The request:
Exclude the pictures, then repeat the remaining data exactly.

Entries with figure data:
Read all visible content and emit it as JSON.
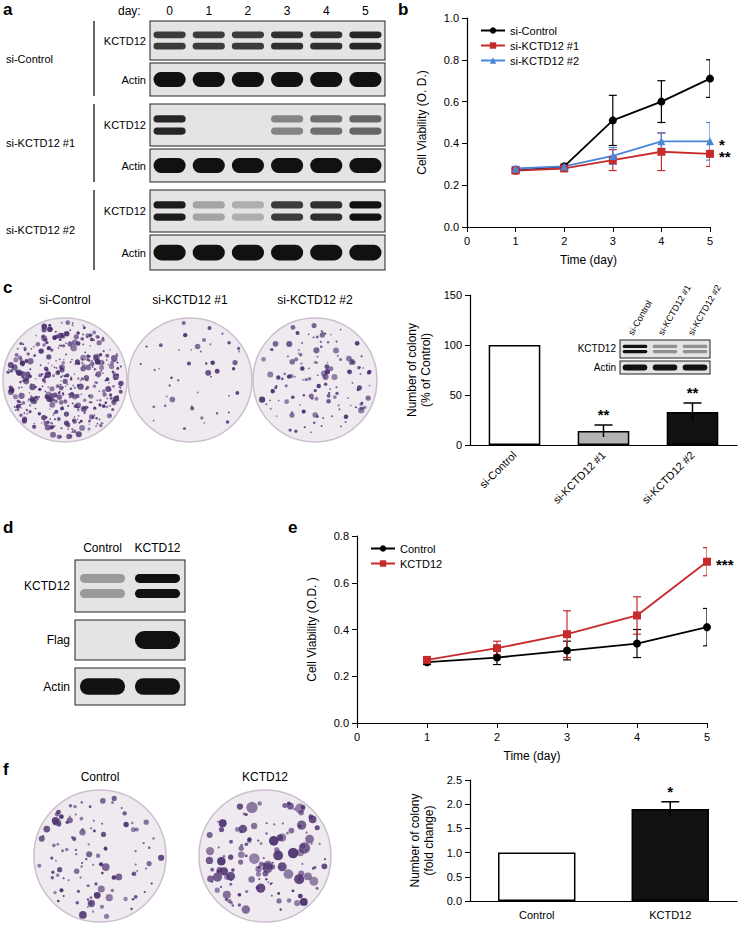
{
  "panel_labels": [
    "a",
    "b",
    "c",
    "d",
    "e",
    "f"
  ],
  "blots": [
    {
      "header": "day:",
      "columns": [
        "0",
        "1",
        "2",
        "3",
        "4",
        "5"
      ],
      "groups": [
        {
          "name": "si-Control",
          "rows": [
            "KCTD12",
            "Actin"
          ]
        },
        {
          "name": "si-KCTD12 #1",
          "rows": [
            "KCTD12",
            "Actin"
          ]
        },
        {
          "name": "si-KCTD12 #2",
          "rows": [
            "KCTD12",
            "Actin"
          ]
        }
      ]
    },
    {
      "columns": [
        "si-Control",
        "si-KCTD12 #1",
        "si-KCTD12 #2"
      ],
      "rows": [
        "KCTD12",
        "Actin"
      ]
    },
    {
      "columns": [
        "Control",
        "KCTD12"
      ],
      "rows": [
        "KCTD12",
        "Flag",
        "Actin"
      ]
    }
  ],
  "colony_images": [
    {
      "labels": [
        "si-Control",
        "si-KCTD12 #1",
        "si-KCTD12 #2"
      ]
    },
    {
      "labels": [
        "Control",
        "KCTD12"
      ]
    }
  ],
  "chart_data": [
    {
      "type": "line",
      "x_label": "Time (day)",
      "y_label": "Cell Viability (O. D.)",
      "xlim": [
        0,
        5
      ],
      "xticks": [
        0,
        1,
        2,
        3,
        4,
        5
      ],
      "ylim": [
        0,
        1
      ],
      "yticks": [
        {
          "value": 0,
          "label": "0.0"
        },
        {
          "value": 0.2,
          "label": "0.2"
        },
        {
          "value": 0.4,
          "label": "0.4"
        },
        {
          "value": 0.6,
          "label": "0.6"
        },
        {
          "value": 0.8,
          "label": "0.8"
        },
        {
          "value": 1,
          "label": "1.0"
        }
      ],
      "grid": false,
      "legend": "upper left",
      "series": [
        {
          "name": "si-Control",
          "color": "#000000",
          "marker": "circle",
          "x": [
            1,
            2,
            3,
            4,
            5
          ],
          "values": [
            0.27,
            0.29,
            0.51,
            0.6,
            0.71
          ],
          "errors": [
            0.01,
            0.01,
            0.12,
            0.1,
            0.09
          ]
        },
        {
          "name": "si-KCTD12 #1",
          "color": "#c62a2a",
          "marker": "square",
          "x": [
            1,
            2,
            3,
            4,
            5
          ],
          "values": [
            0.27,
            0.28,
            0.32,
            0.36,
            0.35
          ],
          "errors": [
            0.01,
            0.01,
            0.05,
            0.09,
            0.06
          ],
          "annotation": "**"
        },
        {
          "name": "si-KCTD12 #2",
          "color": "#4a86d8",
          "marker": "triangle",
          "x": [
            1,
            2,
            3,
            4,
            5
          ],
          "values": [
            0.28,
            0.29,
            0.34,
            0.41,
            0.41
          ],
          "errors": [
            0.01,
            0.01,
            0.04,
            0.04,
            0.09
          ],
          "annotation": "*"
        }
      ]
    },
    {
      "type": "bar",
      "y_label": "Number of colony\n(% of Control)",
      "categories": [
        "si-Control",
        "si-KCTD12 #1",
        "si-KCTD12 #2"
      ],
      "values": [
        100,
        14,
        33
      ],
      "errors": [
        null,
        6,
        9
      ],
      "annotations": [
        null,
        "**",
        "**"
      ],
      "colors": [
        "#ffffff",
        "#b3b3b3",
        "#111111"
      ],
      "ylim": [
        0,
        150
      ],
      "yticks": [
        0,
        50,
        100,
        150
      ],
      "grid": false
    },
    {
      "type": "line",
      "x_label": "Time (day)",
      "y_label": "Cell Viability (O.D. )",
      "xlim": [
        0,
        5
      ],
      "xticks": [
        0,
        1,
        2,
        3,
        4,
        5
      ],
      "ylim": [
        0,
        0.8
      ],
      "yticks": [
        {
          "value": 0,
          "label": "0.0"
        },
        {
          "value": 0.2,
          "label": "0.2"
        },
        {
          "value": 0.4,
          "label": "0.4"
        },
        {
          "value": 0.6,
          "label": "0.6"
        },
        {
          "value": 0.8,
          "label": "0.8"
        }
      ],
      "grid": false,
      "legend": "upper left",
      "series": [
        {
          "name": "Control",
          "color": "#000000",
          "marker": "circle",
          "x": [
            1,
            2,
            3,
            4,
            5
          ],
          "values": [
            0.26,
            0.28,
            0.31,
            0.34,
            0.41
          ],
          "errors": [
            0.01,
            0.03,
            0.04,
            0.06,
            0.08
          ]
        },
        {
          "name": "KCTD12",
          "color": "#c62a2a",
          "marker": "square",
          "x": [
            1,
            2,
            3,
            4,
            5
          ],
          "values": [
            0.27,
            0.32,
            0.38,
            0.46,
            0.69
          ],
          "errors": [
            0.01,
            0.03,
            0.1,
            0.08,
            0.06
          ],
          "annotation": "***"
        }
      ]
    },
    {
      "type": "bar",
      "y_label": "Number of colony\n(fold change)",
      "categories": [
        "Control",
        "KCTD12"
      ],
      "values": [
        1,
        1.9
      ],
      "errors": [
        null,
        0.15
      ],
      "annotations": [
        null,
        "*"
      ],
      "colors": [
        "#ffffff",
        "#111111"
      ],
      "ylim": [
        0,
        2.5
      ],
      "yticks": [
        {
          "value": 0,
          "label": "0.0"
        },
        {
          "value": 0.5,
          "label": "0.5"
        },
        {
          "value": 1,
          "label": "1.0"
        },
        {
          "value": 1.5,
          "label": "1.5"
        },
        {
          "value": 2,
          "label": "2.0"
        },
        {
          "value": 2.5,
          "label": "2.5"
        }
      ],
      "grid": false
    }
  ]
}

Result of the exercise:
Read all visible content and emit it as JSON.
{
  "panel_labels": [
    "a",
    "b",
    "c",
    "d",
    "e",
    "f"
  ],
  "blots": [
    {
      "header": "day:",
      "columns": [
        "0",
        "1",
        "2",
        "3",
        "4",
        "5"
      ],
      "groups": [
        {
          "name": "si-Control",
          "rows": [
            "KCTD12",
            "Actin"
          ]
        },
        {
          "name": "si-KCTD12 #1",
          "rows": [
            "KCTD12",
            "Actin"
          ]
        },
        {
          "name": "si-KCTD12 #2",
          "rows": [
            "KCTD12",
            "Actin"
          ]
        }
      ]
    },
    {
      "columns": [
        "si-Control",
        "si-KCTD12 #1",
        "si-KCTD12 #2"
      ],
      "rows": [
        "KCTD12",
        "Actin"
      ]
    },
    {
      "columns": [
        "Control",
        "KCTD12"
      ],
      "rows": [
        "KCTD12",
        "Flag",
        "Actin"
      ]
    }
  ],
  "colony_images": [
    {
      "labels": [
        "si-Control",
        "si-KCTD12 #1",
        "si-KCTD12 #2"
      ]
    },
    {
      "labels": [
        "Control",
        "KCTD12"
      ]
    }
  ],
  "chart_data": [
    {
      "type": "line",
      "x_label": "Time (day)",
      "y_label": "Cell Viability (O. D.)",
      "xlim": [
        0,
        5
      ],
      "xticks": [
        0,
        1,
        2,
        3,
        4,
        5
      ],
      "ylim": [
        0,
        1
      ],
      "yticks": [
        {
          "value": 0,
          "label": "0.0"
        },
        {
          "value": 0.2,
          "label": "0.2"
        },
        {
          "value": 0.4,
          "label": "0.4"
        },
        {
          "value": 0.6,
          "label": "0.6"
        },
        {
          "value": 0.8,
          "label": "0.8"
        },
        {
          "value": 1,
          "label": "1.0"
        }
      ],
      "grid": false,
      "legend": "upper left",
      "series": [
        {
          "name": "si-Control",
          "color": "#000000",
          "marker": "circle",
          "x": [
            1,
            2,
            3,
            4,
            5
          ],
          "values": [
            0.27,
            0.29,
            0.51,
            0.6,
            0.71
          ],
          "errors": [
            0.01,
            0.01,
            0.12,
            0.1,
            0.09
          ]
        },
        {
          "name": "si-KCTD12 #1",
          "color": "#c62a2a",
          "marker": "square",
          "x": [
            1,
            2,
            3,
            4,
            5
          ],
          "values": [
            0.27,
            0.28,
            0.32,
            0.36,
            0.35
          ],
          "errors": [
            0.01,
            0.01,
            0.05,
            0.09,
            0.06
          ],
          "annotation": "**"
        },
        {
          "name": "si-KCTD12 #2",
          "color": "#4a86d8",
          "marker": "triangle",
          "x": [
            1,
            2,
            3,
            4,
            5
          ],
          "values": [
            0.28,
            0.29,
            0.34,
            0.41,
            0.41
          ],
          "errors": [
            0.01,
            0.01,
            0.04,
            0.04,
            0.09
          ],
          "annotation": "*"
        }
      ]
    },
    {
      "type": "bar",
      "y_label": "Number of colony\n(% of Control)",
      "categories": [
        "si-Control",
        "si-KCTD12 #1",
        "si-KCTD12 #2"
      ],
      "values": [
        100,
        14,
        33
      ],
      "errors": [
        null,
        6,
        9
      ],
      "annotations": [
        null,
        "**",
        "**"
      ],
      "colors": [
        "#ffffff",
        "#b3b3b3",
        "#111111"
      ],
      "ylim": [
        0,
        150
      ],
      "yticks": [
        0,
        50,
        100,
        150
      ],
      "grid": false
    },
    {
      "type": "line",
      "x_label": "Time (day)",
      "y_label": "Cell Viability (O.D. )",
      "xlim": [
        0,
        5
      ],
      "xticks": [
        0,
        1,
        2,
        3,
        4,
        5
      ],
      "ylim": [
        0,
        0.8
      ],
      "yticks": [
        {
          "value": 0,
          "label": "0.0"
        },
        {
          "value": 0.2,
          "label": "0.2"
        },
        {
          "value": 0.4,
          "label": "0.4"
        },
        {
          "value": 0.6,
          "label": "0.6"
        },
        {
          "value": 0.8,
          "label": "0.8"
        }
      ],
      "grid": false,
      "legend": "upper left",
      "series": [
        {
          "name": "Control",
          "color": "#000000",
          "marker": "circle",
          "x": [
            1,
            2,
            3,
            4,
            5
          ],
          "values": [
            0.26,
            0.28,
            0.31,
            0.34,
            0.41
          ],
          "errors": [
            0.01,
            0.03,
            0.04,
            0.06,
            0.08
          ]
        },
        {
          "name": "KCTD12",
          "color": "#c62a2a",
          "marker": "square",
          "x": [
            1,
            2,
            3,
            4,
            5
          ],
          "values": [
            0.27,
            0.32,
            0.38,
            0.46,
            0.69
          ],
          "errors": [
            0.01,
            0.03,
            0.1,
            0.08,
            0.06
          ],
          "annotation": "***"
        }
      ]
    },
    {
      "type": "bar",
      "y_label": "Number of colony\n(fold change)",
      "categories": [
        "Control",
        "KCTD12"
      ],
      "values": [
        1,
        1.9
      ],
      "errors": [
        null,
        0.15
      ],
      "annotations": [
        null,
        "*"
      ],
      "colors": [
        "#ffffff",
        "#111111"
      ],
      "ylim": [
        0,
        2.5
      ],
      "yticks": [
        {
          "value": 0,
          "label": "0.0"
        },
        {
          "value": 0.5,
          "label": "0.5"
        },
        {
          "value": 1,
          "label": "1.0"
        },
        {
          "value": 1.5,
          "label": "1.5"
        },
        {
          "value": 2,
          "label": "2.0"
        },
        {
          "value": 2.5,
          "label": "2.5"
        }
      ],
      "grid": false
    }
  ]
}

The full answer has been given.